_Exercise:_
Only the pictures stay out; every record is to be quoted exactly.

_Records from a collection:_

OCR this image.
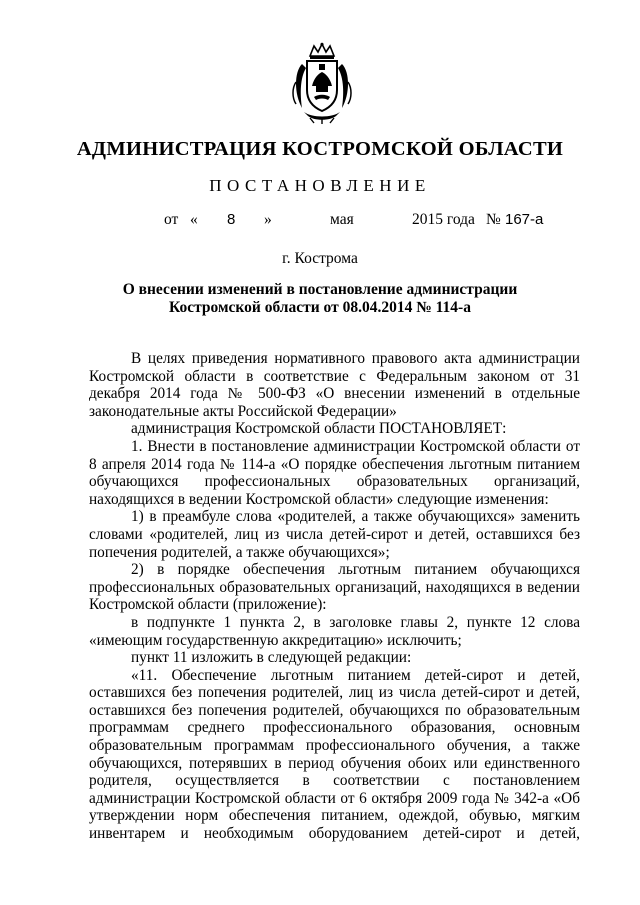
АДМИНИСТРАЦИЯ КОСТРОМСКОЙ ОБЛАСТИ
ПОСТАНОВЛЕНИЕ
от « 8 »	мая	2015 года № 167-а
г. Кострома
О внесении изменений в постановление администрации
Костромской области от 08.04.2014 № 114-а

В целях приведения нормативного правового акта администрации Костромской области в соответствие с Федеральным законом от 31 декабря 2014 года № 500-ФЗ «О внесении изменений в отдельные законодательные акты Российской Федерации»

администрация Костромской области ПОСТАНОВЛЯЕТ:

1. Внести в постановление администрации Костромской области от 8 апреля 2014 года № 114-а «О порядке обеспечения льготным питанием обучающихся профессиональных образовательных организаций, находящихся в ведении Костромской области» следующие изменения:

1) в преамбуле слова «родителей, а также обучающихся» заменить словами «родителей, лиц из числа детей-сирот и детей, оставшихся без попечения родителей, а также обучающихся»;

2) в порядке обеспечения льготным питанием обучающихся профессиональных образовательных организаций, находящихся в ведении Костромской области (приложение):

в подпункте 1 пункта 2, в заголовке главы 2, пункте 12 слова «имеющим государственную аккредитацию» исключить;

пункт 11 изложить в следующей редакции:

«11. Обеспечение льготным питанием детей-сирот и детей, оставшихся без попечения родителей, лиц из числа детей-сирот и детей, оставшихся без попечения родителей, обучающихся по образовательным программам среднего профессионального образования, основным образовательным программам профессионального обучения, а также обучающихся, потерявших в период обучения обоих или единственного родителя, осуществляется в соответствии с постановлением администрации Костромской области от 6 октября 2009 года № 342-а «Об утверждении норм обеспечения питанием, одеждой, обувью, мягким инвентарем и необходимым оборудованием детей-сирот и детей,
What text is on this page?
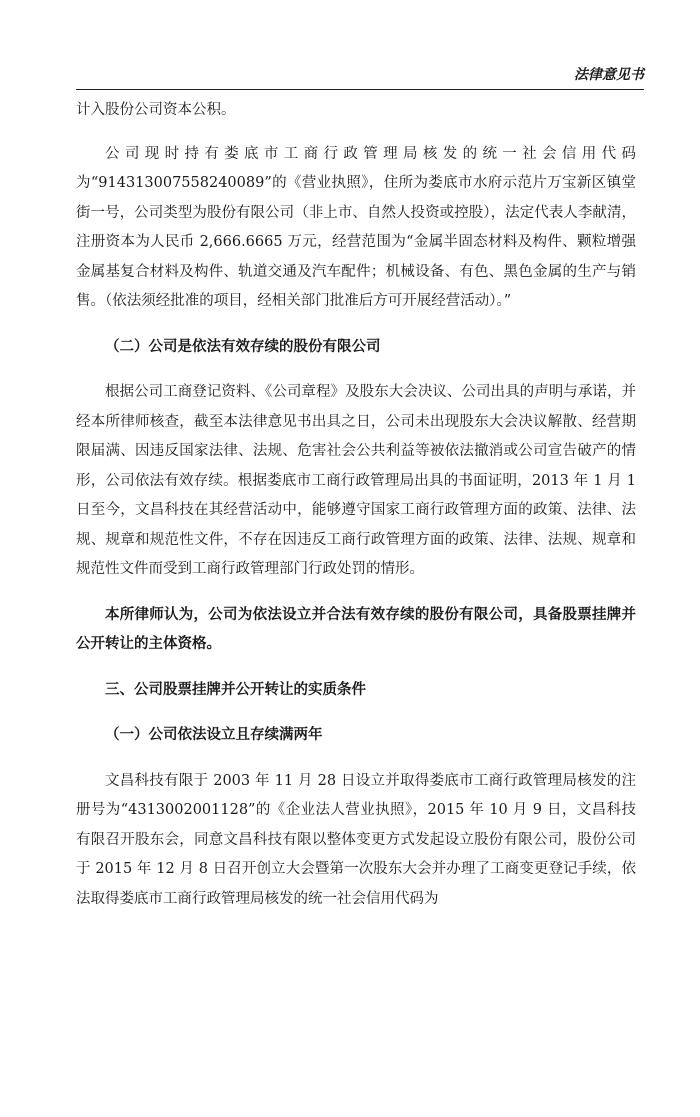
法律意见书

计入股份公司资本公积。

公司现时持有娄底市工商行政管理局核发的统一社会信用代码为“914313007558240089”的《营业执照》，住所为娄底市水府示范片万宝新区镇堂街一号，公司类型为股份有限公司（非上市、自然人投资或控股），法定代表人李献清，注册资本为人民币 2,666.6665 万元，经营范围为“金属半固态材料及构件、颗粒增强金属基复合材料及构件、轨道交通及汽车配件；机械设备、有色、黑色金属的生产与销售。（依法须经批准的项目，经相关部门批准后方可开展经营活动）。”

（二）公司是依法有效存续的股份有限公司

根据公司工商登记资料、《公司章程》及股东大会决议、公司出具的声明与承诺，并经本所律师核查，截至本法律意见书出具之日，公司未出现股东大会决议解散、经营期限届满、因违反国家法律、法规、危害社会公共利益等被依法撤消或公司宣告破产的情形，公司依法有效存续。根据娄底市工商行政管理局出具的书面证明，2013 年 1 月 1 日至今，文昌科技在其经营活动中，能够遵守国家工商行政管理方面的政策、法律、法规、规章和规范性文件，不存在因违反工商行政管理方面的政策、法律、法规、规章和规范性文件而受到工商行政管理部门行政处罚的情形。

本所律师认为，公司为依法设立并合法有效存续的股份有限公司，具备股票挂牌并公开转让的主体资格。

三、公司股票挂牌并公开转让的实质条件

（一）公司依法设立且存续满两年

文昌科技有限于 2003 年 11 月 28 日设立并取得娄底市工商行政管理局核发的注册号为“4313002001128”的《企业法人营业执照》，2015 年 10 月 9 日，文昌科技有限召开股东会，同意文昌科技有限以整体变更方式发起设立股份有限公司，股份公司于 2015 年 12 月 8 日召开创立大会暨第一次股东大会并办理了工商变更登记手续，依法取得娄底市工商行政管理局核发的统一社会信用代码为
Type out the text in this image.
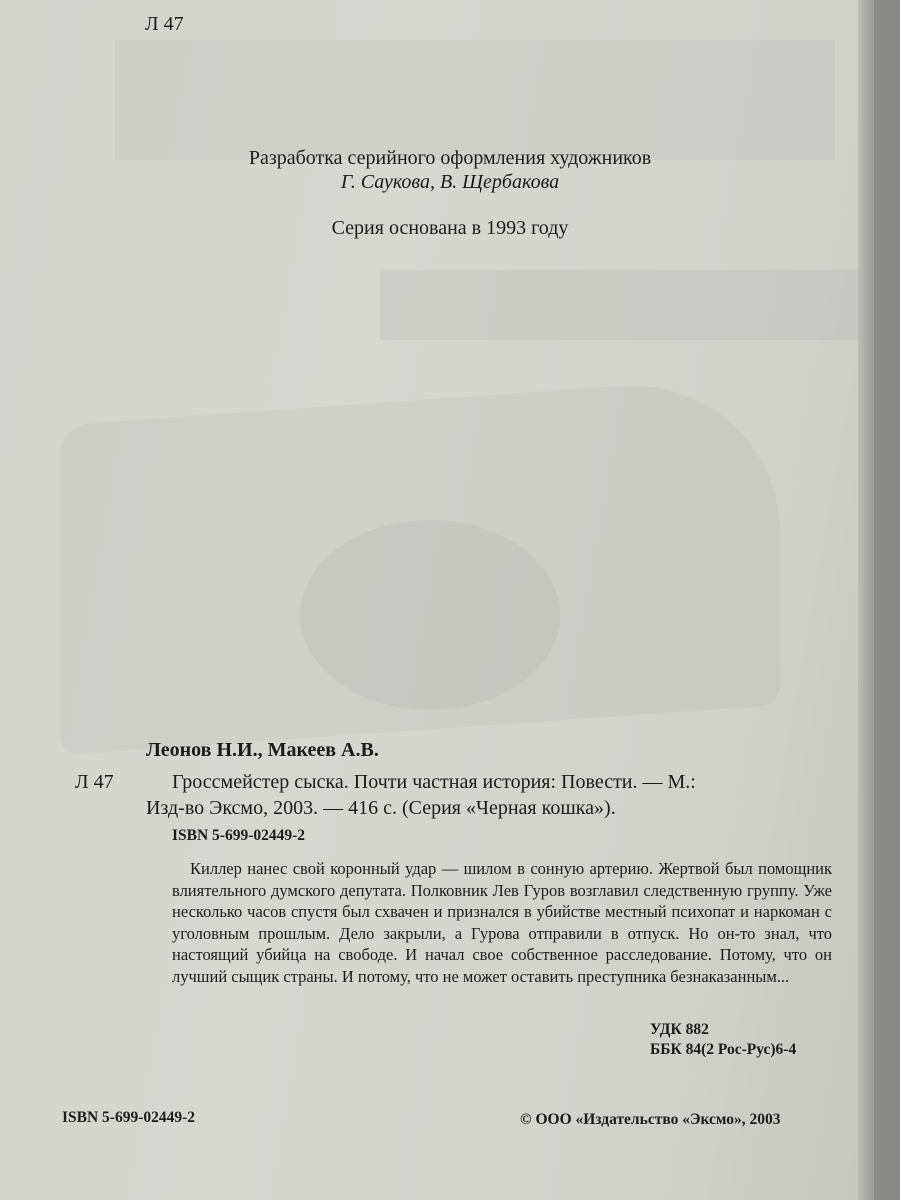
Л 47
Разработка серийного оформления художников
Г. Саукова, В. Щербакова
Серия основана в 1993 году
Леонов Н.И., Макеев А.В.
Л 47	Гроссмейстер сыска. Почти частная история: Повести. — М.:
Изд-во Эксмо, 2003. — 416 с. (Серия «Черная кошка»).
ISBN 5-699-02449-2

Киллер нанес свой коронный удар — шилом в сонную артерию. Жертвой был помощник влиятельного думского депутата. Полковник Лев Гуров возглавил следственную группу. Уже несколько часов спустя был схвачен и признался в убийстве местный психопат и наркоман с уголовным прошлым. Дело закрыли, а Гурова отправили в отпуск. Но он-то знал, что настоящий убийца на свободе. И начал свое собственное расследование. Потому, что он лучший сыщик страны. И потому, что не может оставить преступника безнаказанным...

УДК 882
ББК 84(2 Рос-Рус)6-4
ISBN 5-699-02449-2	© ООО «Издательство «Эксмо», 2003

_Written answer:_
OCR this image.
АДМИНИСТРАЦИЯ КОСТРОМСКОЙ ОБЛАСТИ
ПОСТАНОВЛЕНИЕ
от « 8 »	мая	2015 года № 167-а
г. Кострома
О внесении изменений в постановление администрации
Костромской области от 08.04.2014 № 114-а

В целях приведения нормативного правового акта администрации Костромской области в соответствие с Федеральным законом от 31 декабря 2014 года № 500-ФЗ «О внесении изменений в отдельные законодательные акты Российской Федерации»

администрация Костромской области ПОСТАНОВЛЯЕТ:

1. Внести в постановление администрации Костромской области от 8 апреля 2014 года № 114-а «О порядке обеспечения льготным питанием обучающихся профессиональных образовательных организаций, находящихся в ведении Костромской области» следующие изменения:

1) в преамбуле слова «родителей, а также обучающихся» заменить словами «родителей, лиц из числа детей-сирот и детей, оставшихся без попечения родителей, а также обучающихся»;

2) в порядке обеспечения льготным питанием обучающихся профессиональных образовательных организаций, находящихся в ведении Костромской области (приложение):

в подпункте 1 пункта 2, в заголовке главы 2, пункте 12 слова «имеющим государственную аккредитацию» исключить;

пункт 11 изложить в следующей редакции:

«11. Обеспечение льготным питанием детей-сирот и детей, оставшихся без попечения родителей, лиц из числа детей-сирот и детей, оставшихся без попечения родителей, обучающихся по образовательным программам среднего профессионального образования, основным образовательным программам профессионального обучения, а также обучающихся, потерявших в период обучения обоих или единственного родителя, осуществляется в соответствии с постановлением администрации Костромской области от 6 октября 2009 года № 342-а «Об утверждении норм обеспечения питанием, одеждой, обувью, мягким инвентарем и необходимым оборудованием детей-сирот и детей,
What text is on this page?
法律意见书

计入股份公司资本公积。

公司现时持有娄底市工商行政管理局核发的统一社会信用代码为“914313007558240089”的《营业执照》，住所为娄底市水府示范片万宝新区镇堂街一号，公司类型为股份有限公司（非上市、自然人投资或控股），法定代表人李献清，注册资本为人民币 2,666.6665 万元，经营范围为“金属半固态材料及构件、颗粒增强金属基复合材料及构件、轨道交通及汽车配件；机械设备、有色、黑色金属的生产与销售。（依法须经批准的项目，经相关部门批准后方可开展经营活动）。”

（二）公司是依法有效存续的股份有限公司

根据公司工商登记资料、《公司章程》及股东大会决议、公司出具的声明与承诺，并经本所律师核查，截至本法律意见书出具之日，公司未出现股东大会决议解散、经营期限届满、因违反国家法律、法规、危害社会公共利益等被依法撤消或公司宣告破产的情形，公司依法有效存续。根据娄底市工商行政管理局出具的书面证明，2013 年 1 月 1 日至今，文昌科技在其经营活动中，能够遵守国家工商行政管理方面的政策、法律、法规、规章和规范性文件，不存在因违反工商行政管理方面的政策、法律、法规、规章和规范性文件而受到工商行政管理部门行政处罚的情形。

本所律师认为，公司为依法设立并合法有效存续的股份有限公司，具备股票挂牌并公开转让的主体资格。

三、公司股票挂牌并公开转让的实质条件

（一）公司依法设立且存续满两年

文昌科技有限于 2003 年 11 月 28 日设立并取得娄底市工商行政管理局核发的注册号为“4313002001128”的《企业法人营业执照》，2015 年 10 月 9 日，文昌科技有限召开股东会，同意文昌科技有限以整体变更方式发起设立股份有限公司，股份公司于 2015 年 12 月 8 日召开创立大会暨第一次股东大会并办理了工商变更登记手续，依法取得娄底市工商行政管理局核发的统一社会信用代码为
Type out the text in this image.
Л 47
Разработка серийного оформления художников
Г. Саукова, В. Щербакова
Серия основана в 1993 году
Леонов Н.И., Макеев А.В.
Л 47	Гроссмейстер сыска. Почти частная история: Повести. — М.:
Изд-во Эксмо, 2003. — 416 с. (Серия «Черная кошка»).
ISBN 5-699-02449-2

Киллер нанес свой коронный удар — шилом в сонную артерию. Жертвой был помощник влиятельного думского депутата. Полковник Лев Гуров возглавил следственную группу. Уже несколько часов спустя был схвачен и признался в убийстве местный психопат и наркоман с уголовным прошлым. Дело закрыли, а Гурова отправили в отпуск. Но он-то знал, что настоящий убийца на свободе. И начал свое собственное расследование. Потому, что он лучший сыщик страны. И потому, что не может оставить преступника безнаказанным...

УДК 882
ББК 84(2 Рос-Рус)6-4
ISBN 5-699-02449-2	© ООО «Издательство «Эксмо», 2003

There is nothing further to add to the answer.